| Exercise data |

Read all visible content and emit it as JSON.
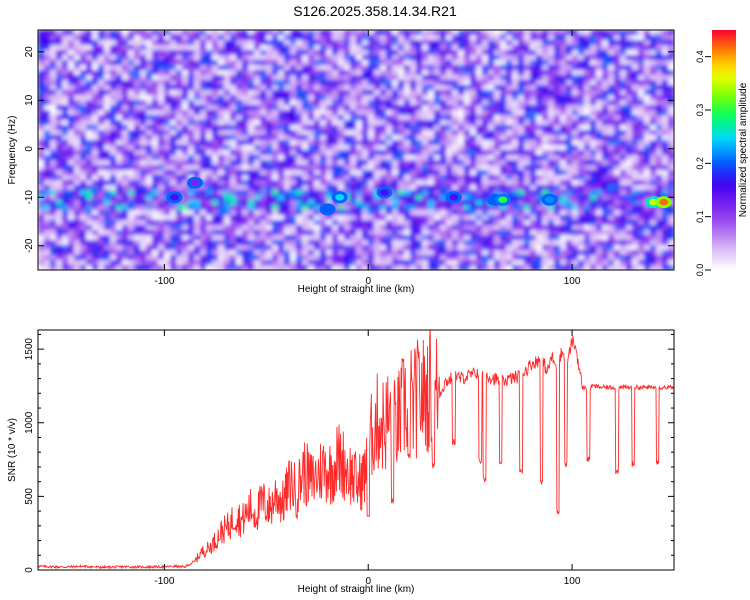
{
  "figure": {
    "title": "S126.2025.358.14.34.R21"
  },
  "colors": {
    "colormap": [
      "#ffffff",
      "#d9b8f5",
      "#a35cf0",
      "#7a1ff0",
      "#3a00f0",
      "#0066ff",
      "#00d7ff",
      "#00ff66",
      "#7dff00",
      "#ffff00",
      "#ff8800",
      "#ff0033"
    ],
    "snr_line": "#ff2a2a"
  },
  "chart_data": [
    {
      "type": "heatmap",
      "xlabel": "Height of straight line (km)",
      "ylabel": "Frequency (Hz)",
      "xlim": [
        -162,
        150
      ],
      "ylim": [
        -25,
        24.5
      ],
      "x_ticks": [
        "-100",
        "0",
        "100"
      ],
      "x_tick_values": [
        -100,
        0,
        100
      ],
      "y_ticks": [
        "20",
        "10",
        "0",
        "-10",
        "-20"
      ],
      "y_tick_values": [
        20,
        10,
        0,
        -10,
        -20
      ],
      "colorbar": {
        "label": "Normalized spectral amplitude",
        "range": [
          0.0,
          0.45
        ],
        "ticks": [
          "0.0",
          "0.1",
          "0.2",
          "0.3",
          "0.4"
        ],
        "tick_values": [
          0.0,
          0.1,
          0.2,
          0.3,
          0.4
        ]
      },
      "signal_band": {
        "frequency_hz": -10.5,
        "note_points": [
          {
            "x": -95,
            "y": -10,
            "v": 0.15
          },
          {
            "x": -85,
            "y": -7,
            "v": 0.12
          },
          {
            "x": -20,
            "y": -12.5,
            "v": 0.2
          },
          {
            "x": -14,
            "y": -10,
            "v": 0.25
          },
          {
            "x": 8,
            "y": -9,
            "v": 0.15
          },
          {
            "x": 42,
            "y": -10,
            "v": 0.15
          },
          {
            "x": 62,
            "y": -10.5,
            "v": 0.2
          },
          {
            "x": 66,
            "y": -10.5,
            "v": 0.3
          },
          {
            "x": 89,
            "y": -10.5,
            "v": 0.22
          },
          {
            "x": 140,
            "y": -11,
            "v": 0.35
          },
          {
            "x": 145,
            "y": -11,
            "v": 0.42
          }
        ]
      }
    },
    {
      "type": "line",
      "xlabel": "Height of straight line (km)",
      "ylabel": "SNR (10 * v/v)",
      "xlim": [
        -162,
        150
      ],
      "ylim": [
        0,
        1630
      ],
      "x_ticks": [
        "-100",
        "0",
        "100"
      ],
      "x_tick_values": [
        -100,
        0,
        100
      ],
      "y_ticks": [
        "0",
        "500",
        "1000",
        "1500"
      ],
      "y_tick_values": [
        0,
        500,
        1000,
        1500
      ],
      "series": [
        {
          "x": [
            -162,
            -150,
            -140,
            -130,
            -120,
            -110,
            -100,
            -95,
            -90,
            -85,
            -82,
            -78,
            -75,
            -72,
            -68,
            -65,
            -62,
            -58,
            -55,
            -52,
            -48,
            -45,
            -42,
            -38,
            -35,
            -32,
            -28,
            -25,
            -22,
            -18,
            -15,
            -12,
            -8,
            -5,
            -2,
            0,
            2,
            5,
            8,
            10,
            12,
            15,
            18,
            20,
            22,
            25,
            28,
            30,
            32,
            35,
            38,
            40,
            42,
            45,
            50,
            55,
            60,
            65,
            70,
            75,
            80,
            85,
            88,
            90,
            92,
            95,
            98,
            100,
            102,
            105,
            108,
            110,
            115,
            120,
            125,
            130,
            135,
            140,
            145,
            150
          ],
          "y": [
            25,
            20,
            25,
            18,
            22,
            20,
            22,
            25,
            20,
            60,
            120,
            150,
            200,
            260,
            300,
            380,
            330,
            420,
            380,
            460,
            420,
            520,
            450,
            600,
            520,
            680,
            600,
            640,
            700,
            660,
            760,
            720,
            640,
            580,
            640,
            720,
            950,
            1010,
            980,
            1040,
            950,
            1020,
            1130,
            1150,
            1100,
            1200,
            1180,
            1230,
            1250,
            1200,
            1280,
            1290,
            1330,
            1300,
            1320,
            1350,
            1310,
            1280,
            1300,
            1320,
            1400,
            1430,
            1350,
            1450,
            1380,
            1480,
            1420,
            1560,
            1500,
            1240,
            1230,
            1250,
            1240,
            1240,
            1240,
            1240,
            1240,
            1240,
            1240,
            1240
          ],
          "dips": [
            {
              "x": 0,
              "y": 350
            },
            {
              "x": 12,
              "y": 450
            },
            {
              "x": 20,
              "y": 750
            },
            {
              "x": 32,
              "y": 690
            },
            {
              "x": 42,
              "y": 850
            },
            {
              "x": 55,
              "y": 720
            },
            {
              "x": 57,
              "y": 600
            },
            {
              "x": 65,
              "y": 690
            },
            {
              "x": 75,
              "y": 650
            },
            {
              "x": 85,
              "y": 580
            },
            {
              "x": 93,
              "y": 380
            },
            {
              "x": 97,
              "y": 700
            },
            {
              "x": 108,
              "y": 730
            },
            {
              "x": 122,
              "y": 650
            },
            {
              "x": 130,
              "y": 700
            },
            {
              "x": 142,
              "y": 720
            }
          ]
        }
      ]
    }
  ]
}
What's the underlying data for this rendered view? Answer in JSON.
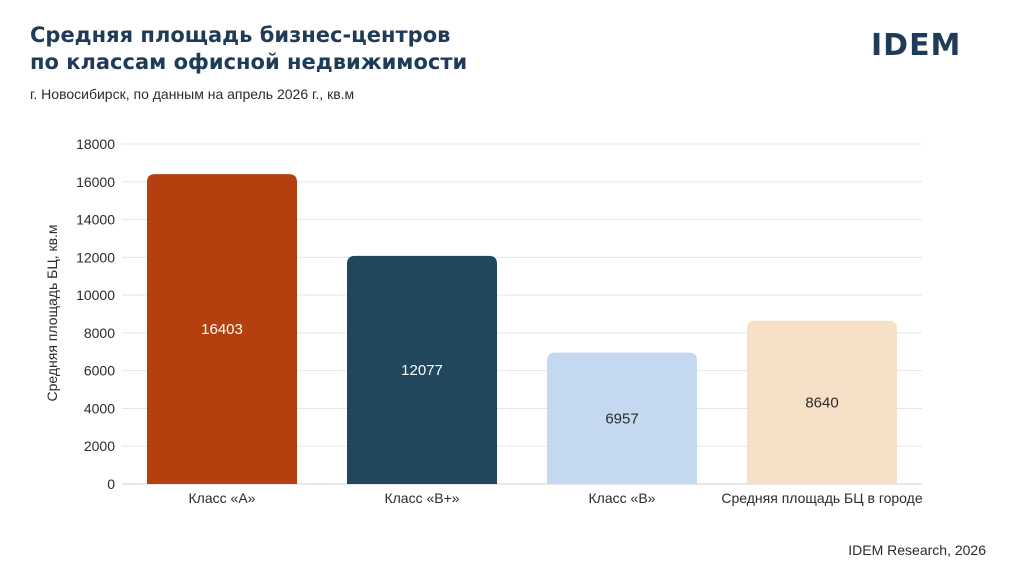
{
  "header": {
    "title_line1": "Средняя площадь бизнес-центров",
    "title_line2": "по классам офисной недвижимости",
    "subtitle": "г. Новосибирск, по данным на апрель 2026 г., кв.м",
    "logo": "IDEM"
  },
  "footer": {
    "source": "IDEM Research, 2026"
  },
  "chart_data": {
    "type": "bar",
    "categories": [
      "Класс «А»",
      "Класс «В+»",
      "Класс «В»",
      "Средняя площадь БЦ в городе"
    ],
    "values": [
      16403,
      12077,
      6957,
      8640
    ],
    "data_labels": [
      "16403",
      "12077",
      "6957",
      "8640"
    ],
    "bar_colors": [
      "#b3400e",
      "#21475f",
      "#c4d9f0",
      "#f6e0c7"
    ],
    "label_colors": [
      "#ffffff",
      "#ffffff",
      "#2b2b2b",
      "#2b2b2b"
    ],
    "ylabel": "Средняя площадь БЦ, кв.м",
    "ylim": [
      0,
      18000
    ],
    "yticks": [
      0,
      2000,
      4000,
      6000,
      8000,
      10000,
      12000,
      14000,
      16000,
      18000
    ],
    "grid": true,
    "legend": "none"
  }
}
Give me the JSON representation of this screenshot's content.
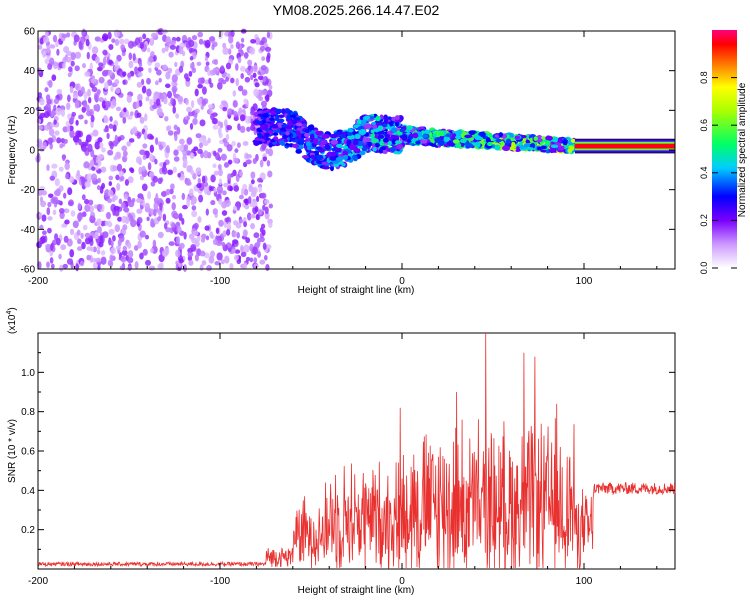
{
  "title": "YM08.2025.266.14.47.E02",
  "colors": {
    "snr_line": "#e8302f",
    "axis": "#000000",
    "background": "#ffffff"
  },
  "chart_data": [
    {
      "type": "heatmap",
      "title": "YM08.2025.266.14.47.E02",
      "xlabel": "Height of straight line (km)",
      "ylabel": "Frequency (Hz)",
      "xlim": [
        -200,
        150
      ],
      "ylim": [
        -60,
        60
      ],
      "xticks": [
        -200,
        -100,
        0,
        100
      ],
      "yticks": [
        -60,
        -40,
        -20,
        0,
        20,
        40,
        60
      ],
      "colorbar": {
        "label": "Normalized spectral amplitude",
        "range": [
          0,
          1
        ],
        "ticks": [
          "0.0",
          "0.2",
          "0.4",
          "0.6",
          "0.8"
        ]
      },
      "features": [
        {
          "name": "broadband noise",
          "x_range": [
            -200,
            -72
          ],
          "freq_range": [
            -60,
            60
          ],
          "amplitude": 0.1
        },
        {
          "name": "signal band",
          "x_range": [
            -80,
            95
          ],
          "freq_center_start": 12,
          "freq_center_end": 2,
          "amplitude_range": [
            0.15,
            0.6
          ]
        },
        {
          "name": "steady tone",
          "x_range": [
            95,
            150
          ],
          "freq": 2,
          "amplitude": 0.95
        }
      ]
    },
    {
      "type": "line",
      "xlabel": "Height of straight line (km)",
      "ylabel": "SNR (10 * v/v)",
      "y_multiplier": "(x10^4)",
      "y_multiplier_base": "(x10",
      "y_multiplier_exp": "4",
      "xlim": [
        -200,
        150
      ],
      "ylim": [
        0,
        1.2
      ],
      "xticks": [
        -200,
        -100,
        0,
        100
      ],
      "yticks": [
        0.2,
        0.4,
        0.6,
        0.8,
        1.0
      ],
      "ytick_labels": [
        "0.2",
        "0.4",
        "0.6",
        "0.8",
        "1.0"
      ],
      "segments": [
        {
          "x": [
            -200,
            -75
          ],
          "level": 0.025,
          "jitter": 0.01
        },
        {
          "x": [
            -75,
            -60
          ],
          "level": 0.06,
          "jitter": 0.05
        },
        {
          "x": [
            -60,
            -40
          ],
          "level": 0.18,
          "jitter": 0.22
        },
        {
          "x": [
            -40,
            0
          ],
          "level": 0.26,
          "jitter": 0.35
        },
        {
          "x": [
            0,
            95
          ],
          "level": 0.32,
          "jitter": 0.5
        },
        {
          "x": [
            95,
            105
          ],
          "level": 0.2,
          "jitter": 0.25
        },
        {
          "x": [
            105,
            150
          ],
          "level": 0.41,
          "jitter": 0.03
        }
      ],
      "peaks": [
        {
          "x": -42,
          "y": 0.44
        },
        {
          "x": -1,
          "y": 0.82
        },
        {
          "x": 30,
          "y": 0.9
        },
        {
          "x": 46,
          "y": 1.2
        },
        {
          "x": 67,
          "y": 1.1
        },
        {
          "x": 73,
          "y": 1.08
        },
        {
          "x": 85,
          "y": 0.84
        }
      ]
    }
  ]
}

| What the task asks |
Using the data above, copy each line that contains "name".

| Output of the task |
          "name": "broadband noise",
          "name": "signal band",
          "name": "steady tone",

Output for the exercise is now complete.